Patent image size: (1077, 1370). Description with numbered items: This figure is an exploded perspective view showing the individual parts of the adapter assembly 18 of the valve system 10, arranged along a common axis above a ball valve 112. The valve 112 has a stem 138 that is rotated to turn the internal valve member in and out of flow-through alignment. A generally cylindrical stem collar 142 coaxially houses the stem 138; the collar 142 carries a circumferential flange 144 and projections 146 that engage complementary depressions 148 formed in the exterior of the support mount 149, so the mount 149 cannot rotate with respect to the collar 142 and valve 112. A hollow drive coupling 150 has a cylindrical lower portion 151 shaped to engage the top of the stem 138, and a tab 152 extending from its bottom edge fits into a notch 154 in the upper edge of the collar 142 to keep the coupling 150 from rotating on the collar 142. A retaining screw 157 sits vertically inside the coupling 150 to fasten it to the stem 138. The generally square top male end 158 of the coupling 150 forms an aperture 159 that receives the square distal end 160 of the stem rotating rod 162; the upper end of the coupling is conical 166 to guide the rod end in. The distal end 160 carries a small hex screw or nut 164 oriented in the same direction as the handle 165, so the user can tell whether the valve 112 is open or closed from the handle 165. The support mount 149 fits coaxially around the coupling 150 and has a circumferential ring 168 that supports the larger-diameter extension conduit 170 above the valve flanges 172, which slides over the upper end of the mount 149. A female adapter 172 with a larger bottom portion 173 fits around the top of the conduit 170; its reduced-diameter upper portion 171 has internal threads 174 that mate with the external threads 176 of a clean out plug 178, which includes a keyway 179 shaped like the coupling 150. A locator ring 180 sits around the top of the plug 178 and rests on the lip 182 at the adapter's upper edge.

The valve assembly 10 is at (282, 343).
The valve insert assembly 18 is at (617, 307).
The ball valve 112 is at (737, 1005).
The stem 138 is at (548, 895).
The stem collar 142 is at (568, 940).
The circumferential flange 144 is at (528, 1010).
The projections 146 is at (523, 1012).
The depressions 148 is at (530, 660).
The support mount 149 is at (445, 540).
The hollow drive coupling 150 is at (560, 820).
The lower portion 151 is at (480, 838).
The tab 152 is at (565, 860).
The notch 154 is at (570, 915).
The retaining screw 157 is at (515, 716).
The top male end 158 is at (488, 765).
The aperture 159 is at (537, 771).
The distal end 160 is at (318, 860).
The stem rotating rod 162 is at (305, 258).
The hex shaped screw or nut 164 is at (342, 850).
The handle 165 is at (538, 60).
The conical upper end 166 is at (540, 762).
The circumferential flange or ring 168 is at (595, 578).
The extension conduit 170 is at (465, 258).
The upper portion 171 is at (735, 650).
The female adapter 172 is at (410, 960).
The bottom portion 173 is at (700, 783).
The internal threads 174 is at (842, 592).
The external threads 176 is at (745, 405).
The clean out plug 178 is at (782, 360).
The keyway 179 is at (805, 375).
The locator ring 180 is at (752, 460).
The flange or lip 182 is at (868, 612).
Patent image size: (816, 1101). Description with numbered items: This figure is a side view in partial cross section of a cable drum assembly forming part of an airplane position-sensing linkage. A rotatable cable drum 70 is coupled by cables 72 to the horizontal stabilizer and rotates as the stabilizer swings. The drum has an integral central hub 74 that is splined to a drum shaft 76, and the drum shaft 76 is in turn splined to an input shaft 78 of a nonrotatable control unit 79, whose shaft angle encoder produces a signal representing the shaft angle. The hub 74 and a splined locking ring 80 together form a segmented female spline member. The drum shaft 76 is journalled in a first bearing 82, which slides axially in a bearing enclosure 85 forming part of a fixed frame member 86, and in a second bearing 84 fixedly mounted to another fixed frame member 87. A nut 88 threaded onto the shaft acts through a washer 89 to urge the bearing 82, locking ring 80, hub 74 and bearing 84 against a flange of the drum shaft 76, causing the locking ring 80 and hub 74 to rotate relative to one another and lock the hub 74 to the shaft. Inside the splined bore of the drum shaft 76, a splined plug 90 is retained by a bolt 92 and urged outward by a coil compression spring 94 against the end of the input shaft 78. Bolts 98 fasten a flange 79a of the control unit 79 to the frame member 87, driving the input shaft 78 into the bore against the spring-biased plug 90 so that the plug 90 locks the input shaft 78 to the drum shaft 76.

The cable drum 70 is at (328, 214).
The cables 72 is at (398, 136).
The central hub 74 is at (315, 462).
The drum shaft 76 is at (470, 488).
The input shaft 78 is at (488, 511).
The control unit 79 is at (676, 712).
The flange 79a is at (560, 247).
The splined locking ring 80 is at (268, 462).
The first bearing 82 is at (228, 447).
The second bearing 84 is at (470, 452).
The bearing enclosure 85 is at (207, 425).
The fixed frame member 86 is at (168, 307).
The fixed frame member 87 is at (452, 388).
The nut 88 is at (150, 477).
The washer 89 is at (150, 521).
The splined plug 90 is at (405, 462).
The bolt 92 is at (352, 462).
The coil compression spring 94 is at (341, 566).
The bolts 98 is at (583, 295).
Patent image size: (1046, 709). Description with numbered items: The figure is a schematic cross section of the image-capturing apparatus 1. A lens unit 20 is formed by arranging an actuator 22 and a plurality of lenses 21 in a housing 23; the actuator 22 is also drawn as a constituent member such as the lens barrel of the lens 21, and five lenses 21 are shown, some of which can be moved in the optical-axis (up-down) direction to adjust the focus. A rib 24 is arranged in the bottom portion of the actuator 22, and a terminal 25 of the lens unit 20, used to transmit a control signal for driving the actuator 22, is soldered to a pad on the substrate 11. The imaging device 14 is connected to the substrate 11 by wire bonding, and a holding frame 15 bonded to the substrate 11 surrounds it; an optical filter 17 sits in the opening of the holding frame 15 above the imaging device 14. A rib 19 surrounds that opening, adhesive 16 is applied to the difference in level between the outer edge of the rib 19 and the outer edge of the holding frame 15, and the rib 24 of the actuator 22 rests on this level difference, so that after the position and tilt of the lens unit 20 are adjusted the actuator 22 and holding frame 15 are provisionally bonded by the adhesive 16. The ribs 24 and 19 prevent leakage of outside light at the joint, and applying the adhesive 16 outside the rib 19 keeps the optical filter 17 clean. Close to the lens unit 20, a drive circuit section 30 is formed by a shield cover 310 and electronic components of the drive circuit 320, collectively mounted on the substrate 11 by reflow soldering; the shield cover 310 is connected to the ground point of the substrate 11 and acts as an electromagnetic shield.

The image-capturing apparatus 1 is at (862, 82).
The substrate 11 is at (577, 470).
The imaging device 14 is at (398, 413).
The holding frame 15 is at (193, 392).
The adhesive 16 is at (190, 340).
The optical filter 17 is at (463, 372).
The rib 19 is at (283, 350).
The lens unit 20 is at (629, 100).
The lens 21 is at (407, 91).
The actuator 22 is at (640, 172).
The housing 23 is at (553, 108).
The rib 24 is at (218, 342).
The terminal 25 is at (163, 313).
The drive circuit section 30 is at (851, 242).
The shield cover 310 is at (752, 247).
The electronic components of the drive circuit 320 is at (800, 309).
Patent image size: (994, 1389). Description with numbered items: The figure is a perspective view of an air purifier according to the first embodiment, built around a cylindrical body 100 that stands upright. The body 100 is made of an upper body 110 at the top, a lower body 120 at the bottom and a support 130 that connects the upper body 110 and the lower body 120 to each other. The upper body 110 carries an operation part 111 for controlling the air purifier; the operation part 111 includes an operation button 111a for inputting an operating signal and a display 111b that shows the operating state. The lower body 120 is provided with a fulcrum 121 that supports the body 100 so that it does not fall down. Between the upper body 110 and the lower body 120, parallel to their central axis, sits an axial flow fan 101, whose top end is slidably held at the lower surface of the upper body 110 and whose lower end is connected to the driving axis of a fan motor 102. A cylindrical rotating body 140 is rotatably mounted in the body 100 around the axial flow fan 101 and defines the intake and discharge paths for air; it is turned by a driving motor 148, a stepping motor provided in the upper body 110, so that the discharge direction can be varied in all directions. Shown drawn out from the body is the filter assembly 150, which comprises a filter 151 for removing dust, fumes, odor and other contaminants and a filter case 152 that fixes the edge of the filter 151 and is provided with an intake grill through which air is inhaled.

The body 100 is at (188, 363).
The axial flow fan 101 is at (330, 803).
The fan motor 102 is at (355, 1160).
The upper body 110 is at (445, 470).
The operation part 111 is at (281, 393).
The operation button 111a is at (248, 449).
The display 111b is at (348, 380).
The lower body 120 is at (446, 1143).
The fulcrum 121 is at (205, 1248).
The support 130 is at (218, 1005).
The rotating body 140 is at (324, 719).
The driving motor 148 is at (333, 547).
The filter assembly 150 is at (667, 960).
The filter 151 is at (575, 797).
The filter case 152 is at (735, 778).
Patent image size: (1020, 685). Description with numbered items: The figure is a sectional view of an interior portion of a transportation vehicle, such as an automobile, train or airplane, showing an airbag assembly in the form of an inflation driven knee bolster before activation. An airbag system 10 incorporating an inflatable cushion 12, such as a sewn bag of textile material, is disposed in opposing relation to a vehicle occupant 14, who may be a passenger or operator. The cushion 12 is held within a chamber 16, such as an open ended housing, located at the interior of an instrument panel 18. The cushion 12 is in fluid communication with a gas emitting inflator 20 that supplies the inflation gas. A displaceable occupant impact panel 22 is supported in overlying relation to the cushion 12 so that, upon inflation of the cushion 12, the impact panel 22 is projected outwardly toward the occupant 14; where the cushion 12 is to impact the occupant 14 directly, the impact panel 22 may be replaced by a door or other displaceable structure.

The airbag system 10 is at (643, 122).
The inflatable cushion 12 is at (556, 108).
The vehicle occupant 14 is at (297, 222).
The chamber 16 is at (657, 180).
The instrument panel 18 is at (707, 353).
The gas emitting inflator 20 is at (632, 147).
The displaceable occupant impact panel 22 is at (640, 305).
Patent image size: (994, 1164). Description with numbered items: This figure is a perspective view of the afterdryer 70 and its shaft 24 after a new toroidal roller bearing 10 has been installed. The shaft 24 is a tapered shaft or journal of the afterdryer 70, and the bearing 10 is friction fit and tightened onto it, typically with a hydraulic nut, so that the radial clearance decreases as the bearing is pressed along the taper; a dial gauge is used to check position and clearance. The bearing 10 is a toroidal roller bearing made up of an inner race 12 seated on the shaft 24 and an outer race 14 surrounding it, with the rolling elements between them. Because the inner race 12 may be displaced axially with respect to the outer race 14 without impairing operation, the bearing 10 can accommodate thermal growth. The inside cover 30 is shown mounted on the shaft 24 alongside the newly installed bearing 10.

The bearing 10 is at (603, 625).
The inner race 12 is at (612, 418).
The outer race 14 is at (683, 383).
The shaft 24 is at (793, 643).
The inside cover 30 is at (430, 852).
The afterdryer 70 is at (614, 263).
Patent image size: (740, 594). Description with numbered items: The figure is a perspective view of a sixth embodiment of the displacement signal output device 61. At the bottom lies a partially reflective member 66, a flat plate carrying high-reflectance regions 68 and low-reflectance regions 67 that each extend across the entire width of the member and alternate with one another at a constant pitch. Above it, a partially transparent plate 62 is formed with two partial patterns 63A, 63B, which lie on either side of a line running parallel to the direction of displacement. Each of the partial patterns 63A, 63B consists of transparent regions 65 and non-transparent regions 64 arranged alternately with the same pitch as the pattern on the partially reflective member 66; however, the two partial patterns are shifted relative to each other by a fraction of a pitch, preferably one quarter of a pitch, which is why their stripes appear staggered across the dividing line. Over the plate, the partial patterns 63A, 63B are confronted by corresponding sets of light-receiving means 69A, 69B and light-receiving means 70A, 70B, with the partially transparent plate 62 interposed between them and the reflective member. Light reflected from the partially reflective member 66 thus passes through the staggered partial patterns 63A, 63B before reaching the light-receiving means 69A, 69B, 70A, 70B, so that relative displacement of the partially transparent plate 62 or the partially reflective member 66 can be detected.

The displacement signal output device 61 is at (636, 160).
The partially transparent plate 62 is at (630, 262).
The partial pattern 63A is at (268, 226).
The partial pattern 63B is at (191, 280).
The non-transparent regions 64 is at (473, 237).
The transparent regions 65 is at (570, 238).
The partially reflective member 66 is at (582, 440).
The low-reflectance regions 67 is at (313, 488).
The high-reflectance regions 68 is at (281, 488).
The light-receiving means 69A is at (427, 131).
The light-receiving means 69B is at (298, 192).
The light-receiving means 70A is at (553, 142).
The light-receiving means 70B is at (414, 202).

# # # # # # #

> **Written problem**: Rewrite everything from the line containing "Patent image size: (1020, 685)." down to the line containing "The displaceable occupant", changing "sectional view" to "cutaway view" and leaving the rest untouched.

> **Full solution**:
Patent image size: (1020, 685). Description with numbered items: The figure is a cutaway view of an interior portion of a transportation vehicle, such as an automobile, train or airplane, showing an airbag assembly in the form of an inflation driven knee bolster before activation. An airbag system 10 incorporating an inflatable cushion 12, such as a sewn bag of textile material, is disposed in opposing relation to a vehicle occupant 14, who may be a passenger or operator. The cushion 12 is held within a chamber 16, such as an open ended housing, located at the interior of an instrument panel 18. The cushion 12 is in fluid communication with a gas emitting inflator 20 that supplies the inflation gas. A displaceable occupant impact panel 22 is supported in overlying relation to the cushion 12 so that, upon inflation of the cushion 12, the impact panel 22 is projected outwardly toward the occupant 14; where the cushion 12 is to impact the occupant 14 directly, the impact panel 22 may be replaced by a door or other displaceable structure.

The airbag system 10 is at (643, 122).
The inflatable cushion 12 is at (556, 108).
The vehicle occupant 14 is at (297, 222).
The chamber 16 is at (657, 180).
The instrument panel 18 is at (707, 353).
The gas emitting inflator 20 is at (632, 147).
The displaceable occupant impact panel 22 is at (640, 305).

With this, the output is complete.